[Dataset records]
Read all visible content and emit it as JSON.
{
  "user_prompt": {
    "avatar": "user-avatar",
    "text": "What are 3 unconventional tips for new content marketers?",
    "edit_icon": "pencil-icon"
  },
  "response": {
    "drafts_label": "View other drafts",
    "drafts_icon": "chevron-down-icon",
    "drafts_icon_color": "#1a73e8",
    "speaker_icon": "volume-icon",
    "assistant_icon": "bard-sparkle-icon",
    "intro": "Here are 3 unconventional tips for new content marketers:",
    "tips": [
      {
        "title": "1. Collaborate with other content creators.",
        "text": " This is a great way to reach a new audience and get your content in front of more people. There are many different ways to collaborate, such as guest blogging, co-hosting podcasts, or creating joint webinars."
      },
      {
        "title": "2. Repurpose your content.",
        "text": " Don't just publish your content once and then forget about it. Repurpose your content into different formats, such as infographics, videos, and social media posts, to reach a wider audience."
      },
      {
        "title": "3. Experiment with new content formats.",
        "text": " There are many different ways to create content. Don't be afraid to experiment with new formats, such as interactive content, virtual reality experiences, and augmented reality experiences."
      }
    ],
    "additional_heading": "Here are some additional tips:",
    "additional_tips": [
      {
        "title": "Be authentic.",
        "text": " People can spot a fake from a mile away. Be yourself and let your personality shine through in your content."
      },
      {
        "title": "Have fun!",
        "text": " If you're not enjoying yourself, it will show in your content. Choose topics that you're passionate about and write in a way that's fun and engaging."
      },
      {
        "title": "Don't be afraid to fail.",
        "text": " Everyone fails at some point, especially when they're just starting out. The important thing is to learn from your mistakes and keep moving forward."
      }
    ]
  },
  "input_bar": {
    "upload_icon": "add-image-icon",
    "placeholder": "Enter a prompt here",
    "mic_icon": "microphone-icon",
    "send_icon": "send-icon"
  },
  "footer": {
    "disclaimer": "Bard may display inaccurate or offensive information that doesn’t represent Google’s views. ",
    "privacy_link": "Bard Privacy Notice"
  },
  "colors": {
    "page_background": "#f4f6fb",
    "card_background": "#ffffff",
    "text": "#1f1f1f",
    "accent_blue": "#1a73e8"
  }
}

▶ WHAT IS REQUIRED
Write out the entries above once more, without altering anything.

▶ EXERCISE RESPONSE
Read all visible content and emit it as JSON.
{
  "user_prompt": {
    "avatar": "user-avatar",
    "text": "What are 3 unconventional tips for new content marketers?",
    "edit_icon": "pencil-icon"
  },
  "response": {
    "drafts_label": "View other drafts",
    "drafts_icon": "chevron-down-icon",
    "drafts_icon_color": "#1a73e8",
    "speaker_icon": "volume-icon",
    "assistant_icon": "bard-sparkle-icon",
    "intro": "Here are 3 unconventional tips for new content marketers:",
    "tips": [
      {
        "title": "1. Collaborate with other content creators.",
        "text": " This is a great way to reach a new audience and get your content in front of more people. There are many different ways to collaborate, such as guest blogging, co-hosting podcasts, or creating joint webinars."
      },
      {
        "title": "2. Repurpose your content.",
        "text": " Don't just publish your content once and then forget about it. Repurpose your content into different formats, such as infographics, videos, and social media posts, to reach a wider audience."
      },
      {
        "title": "3. Experiment with new content formats.",
        "text": " There are many different ways to create content. Don't be afraid to experiment with new formats, such as interactive content, virtual reality experiences, and augmented reality experiences."
      }
    ],
    "additional_heading": "Here are some additional tips:",
    "additional_tips": [
      {
        "title": "Be authentic.",
        "text": " People can spot a fake from a mile away. Be yourself and let your personality shine through in your content."
      },
      {
        "title": "Have fun!",
        "text": " If you're not enjoying yourself, it will show in your content. Choose topics that you're passionate about and write in a way that's fun and engaging."
      },
      {
        "title": "Don't be afraid to fail.",
        "text": " Everyone fails at some point, especially when they're just starting out. The important thing is to learn from your mistakes and keep moving forward."
      }
    ]
  },
  "input_bar": {
    "upload_icon": "add-image-icon",
    "placeholder": "Enter a prompt here",
    "mic_icon": "microphone-icon",
    "send_icon": "send-icon"
  },
  "footer": {
    "disclaimer": "Bard may display inaccurate or offensive information that doesn’t represent Google’s views. ",
    "privacy_link": "Bard Privacy Notice"
  },
  "colors": {
    "page_background": "#f4f6fb",
    "card_background": "#ffffff",
    "text": "#1f1f1f",
    "accent_blue": "#1a73e8"
  }
}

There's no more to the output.